**EXCERPTED PASSAGE**
** start **

I have a financial dataset with ~2 million rows. I would like to import it as a pandas dataframe and add additional columns by applying rowwise functions utilizing some of the existing column values. For this purpose I would like to not use any techniques like parallelization, hadoop for python, etc, and so I'm faced with the following:
I am already doing this similar to the example below and performance is poor, ~24 minutes to just get through ~20K rows. Note: this is not the actual function, it is completely made up. For the additional columns I am calculating various financial option metrics. I suspect the slow speed is primarily due to iterating over all the rows, not really the functions themselves as they are fairly simple (e.g. calculating price of an option). I know I can speed up little things in the functions themselves, such as using erf instead of the normal distribution, but for this purpose I want to focus on the holistic problem itself.
def func(alpha, beta, time, vol):
px = (alpha*beta)/time * vol
return px
# Method 1 (could also use itertuples here) - this is the one that takes ~24 minutes now
for row in df.iterrows():
df['px'][row] = func(alpha, beta, df['time'][row], df['vol'][row])

** end **

**STORED RECORDS**

** start **

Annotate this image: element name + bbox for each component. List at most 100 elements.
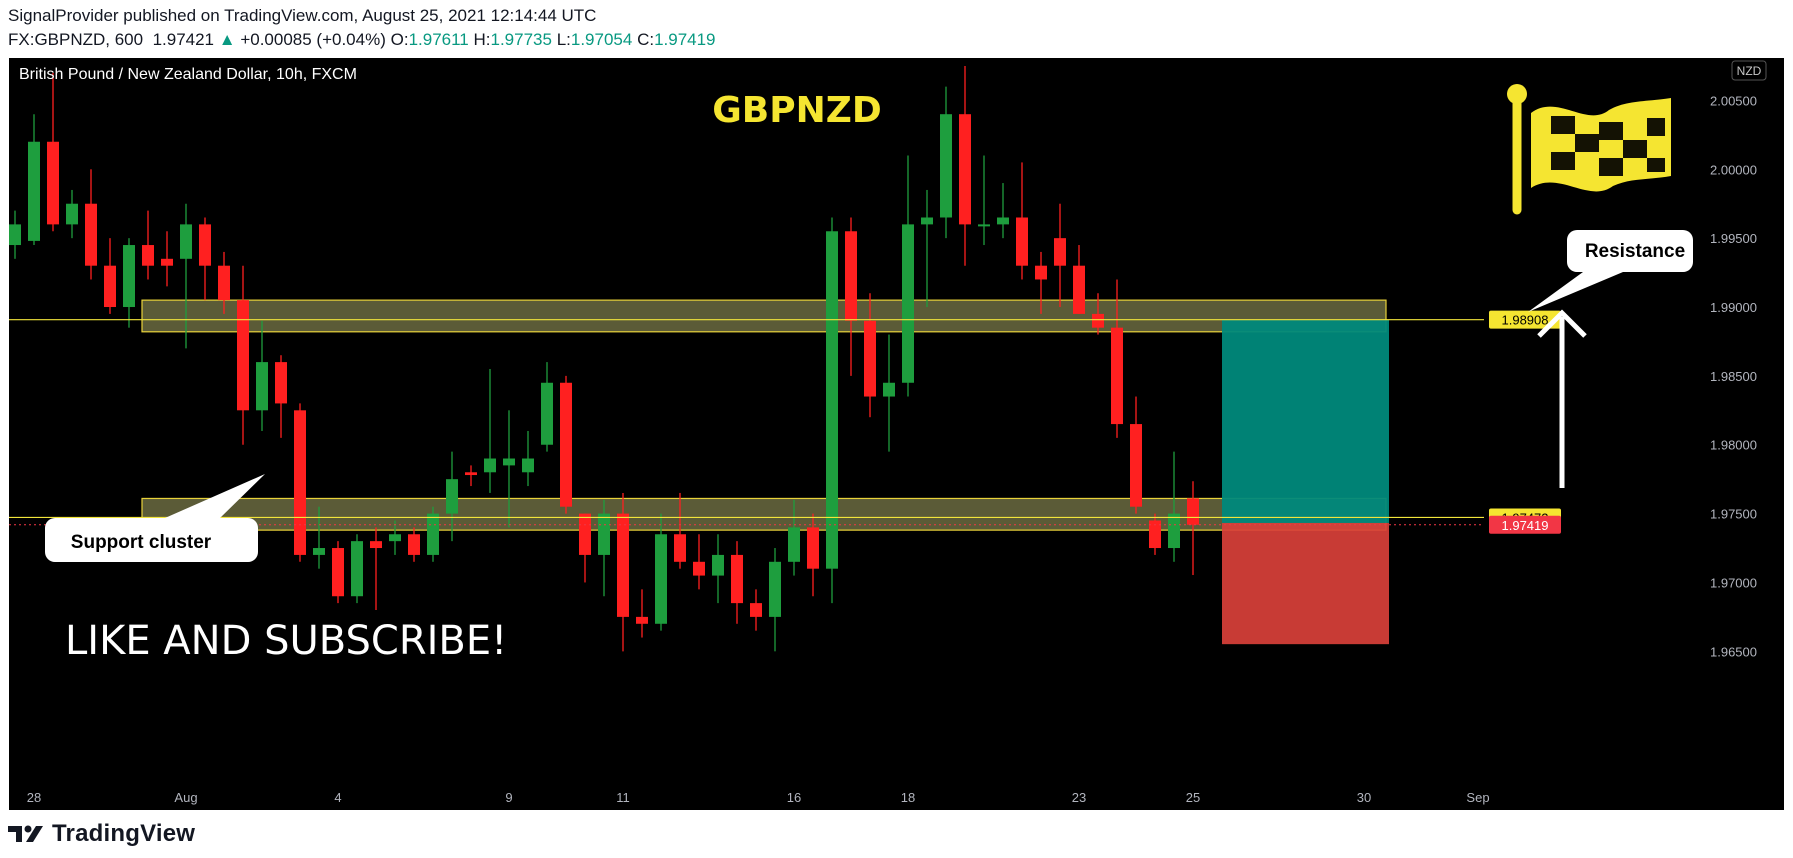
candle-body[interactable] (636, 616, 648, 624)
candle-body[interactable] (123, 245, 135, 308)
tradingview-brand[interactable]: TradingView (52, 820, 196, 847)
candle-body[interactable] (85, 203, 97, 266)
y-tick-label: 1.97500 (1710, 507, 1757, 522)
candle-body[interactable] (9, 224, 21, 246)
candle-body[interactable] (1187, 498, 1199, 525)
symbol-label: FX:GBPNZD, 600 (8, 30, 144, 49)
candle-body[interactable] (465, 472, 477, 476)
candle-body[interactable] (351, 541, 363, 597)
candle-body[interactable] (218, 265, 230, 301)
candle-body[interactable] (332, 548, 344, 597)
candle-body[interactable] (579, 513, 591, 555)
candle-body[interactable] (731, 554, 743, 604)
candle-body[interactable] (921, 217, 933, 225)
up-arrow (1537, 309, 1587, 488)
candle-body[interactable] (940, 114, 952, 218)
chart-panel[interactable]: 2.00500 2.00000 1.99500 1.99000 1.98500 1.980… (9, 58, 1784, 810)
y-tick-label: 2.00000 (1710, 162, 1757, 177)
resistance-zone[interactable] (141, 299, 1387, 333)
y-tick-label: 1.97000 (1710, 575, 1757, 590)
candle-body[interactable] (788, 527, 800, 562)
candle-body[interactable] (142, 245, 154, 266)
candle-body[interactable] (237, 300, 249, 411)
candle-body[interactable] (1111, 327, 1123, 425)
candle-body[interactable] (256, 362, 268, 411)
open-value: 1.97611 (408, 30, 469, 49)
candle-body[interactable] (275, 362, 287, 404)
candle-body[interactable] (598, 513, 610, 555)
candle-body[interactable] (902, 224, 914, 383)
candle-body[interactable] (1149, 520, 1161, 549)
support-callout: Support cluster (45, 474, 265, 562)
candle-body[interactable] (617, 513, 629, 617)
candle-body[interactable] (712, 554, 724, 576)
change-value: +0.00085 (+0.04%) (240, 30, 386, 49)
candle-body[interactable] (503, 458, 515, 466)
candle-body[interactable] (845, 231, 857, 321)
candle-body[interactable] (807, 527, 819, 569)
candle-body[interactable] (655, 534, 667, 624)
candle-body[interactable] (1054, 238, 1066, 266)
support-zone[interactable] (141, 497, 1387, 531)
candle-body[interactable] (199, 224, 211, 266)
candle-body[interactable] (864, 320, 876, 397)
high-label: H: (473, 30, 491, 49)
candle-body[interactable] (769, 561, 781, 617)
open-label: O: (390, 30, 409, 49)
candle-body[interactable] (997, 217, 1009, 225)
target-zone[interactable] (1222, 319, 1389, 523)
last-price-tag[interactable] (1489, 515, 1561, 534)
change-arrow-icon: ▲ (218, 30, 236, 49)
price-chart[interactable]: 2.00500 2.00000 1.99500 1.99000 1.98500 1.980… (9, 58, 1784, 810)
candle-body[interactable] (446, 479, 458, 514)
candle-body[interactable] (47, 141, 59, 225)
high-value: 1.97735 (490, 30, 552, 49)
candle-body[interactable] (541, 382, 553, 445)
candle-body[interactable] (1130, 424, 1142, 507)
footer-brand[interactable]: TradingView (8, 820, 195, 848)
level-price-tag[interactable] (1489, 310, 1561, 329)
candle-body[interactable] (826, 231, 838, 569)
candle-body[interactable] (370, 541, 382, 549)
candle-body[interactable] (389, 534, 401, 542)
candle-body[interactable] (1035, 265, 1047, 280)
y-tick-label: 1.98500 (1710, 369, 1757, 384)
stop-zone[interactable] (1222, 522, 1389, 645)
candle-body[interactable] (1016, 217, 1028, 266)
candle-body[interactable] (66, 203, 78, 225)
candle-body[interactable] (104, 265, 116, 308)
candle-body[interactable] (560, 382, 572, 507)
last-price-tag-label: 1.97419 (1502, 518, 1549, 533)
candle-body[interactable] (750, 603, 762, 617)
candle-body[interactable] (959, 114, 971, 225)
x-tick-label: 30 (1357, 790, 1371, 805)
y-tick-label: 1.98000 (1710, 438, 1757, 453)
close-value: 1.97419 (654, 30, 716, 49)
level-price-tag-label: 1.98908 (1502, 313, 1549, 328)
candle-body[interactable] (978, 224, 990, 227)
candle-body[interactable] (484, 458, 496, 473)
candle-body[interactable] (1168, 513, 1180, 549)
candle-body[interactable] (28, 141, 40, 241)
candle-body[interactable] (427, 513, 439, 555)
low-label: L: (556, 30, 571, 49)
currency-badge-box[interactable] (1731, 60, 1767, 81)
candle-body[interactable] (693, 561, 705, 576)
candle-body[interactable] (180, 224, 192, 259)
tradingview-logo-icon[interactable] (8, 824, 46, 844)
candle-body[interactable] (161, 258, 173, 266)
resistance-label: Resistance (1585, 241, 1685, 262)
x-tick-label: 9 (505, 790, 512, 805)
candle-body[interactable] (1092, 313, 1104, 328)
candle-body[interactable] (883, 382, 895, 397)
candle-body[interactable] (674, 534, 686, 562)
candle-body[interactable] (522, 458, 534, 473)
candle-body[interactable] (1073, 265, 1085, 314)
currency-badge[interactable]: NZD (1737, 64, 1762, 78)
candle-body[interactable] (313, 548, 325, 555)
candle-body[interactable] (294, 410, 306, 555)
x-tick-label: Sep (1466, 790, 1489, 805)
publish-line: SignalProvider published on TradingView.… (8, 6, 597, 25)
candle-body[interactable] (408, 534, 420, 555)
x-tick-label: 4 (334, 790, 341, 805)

** end **

**TASK LIST**
1. In the question about slow row-wise calculations in pandas, how long does it currently take to process about 20K rows?
2. Translate this sentence from the question about slow row-wise calculations in pandas into Spanish: "For the additional columns I am calculating various financial option metrics."
3. Resume the question about slow row-wise calculations in pandas and keep writing it from its last line.

**ANSWERS IN ORDER**
1. About 24 minutes.

2. Para las columnas adicionales estoy calculando diversas métricas de opciones financieras.

3.
I have also tried vectorizing this but keep getting an error about 'cannot serialize float' or something like that.
My thought is to try one of the following methods, and I am not sure which one would theoretically be fastest? Are there non-linearities associated with running these, such that a test with 1000 rows would not necessarily indicate which would be fastest across all 2 million rows? Probably a separate question, but should I focus on more efficient ways to manage the dataset rather than just focus on applying the functions?
# Alternative 1 (df.apply with existing function above)
df['px'] = df.apply(lambda row: func(alpha, beta, row['time'], row['vol']), axis=1)
# Alternative 2 (numba & jit)
@jit
def func(alpha, beta, time, vol):
px = (alpha*beta)/time * vol
return px
# Alternative 3 (cython)
def func_cython(double alpha, double beta, double time, double vol):
cdef double px
px = (alpha*beta)/time * vol
return px
In the case of Cython and numba, would I still iterate over all the rows using df.apply? Or is there a more efficient way?
I have referenced the following and found them to be helpful in understanding the various options, but not what the 'best' way is to do this (though I suppose it depends ultimately on the application).
https://lectures.quantecon.org/py/need_for_speed.html
Speeding up a numpy loop in python?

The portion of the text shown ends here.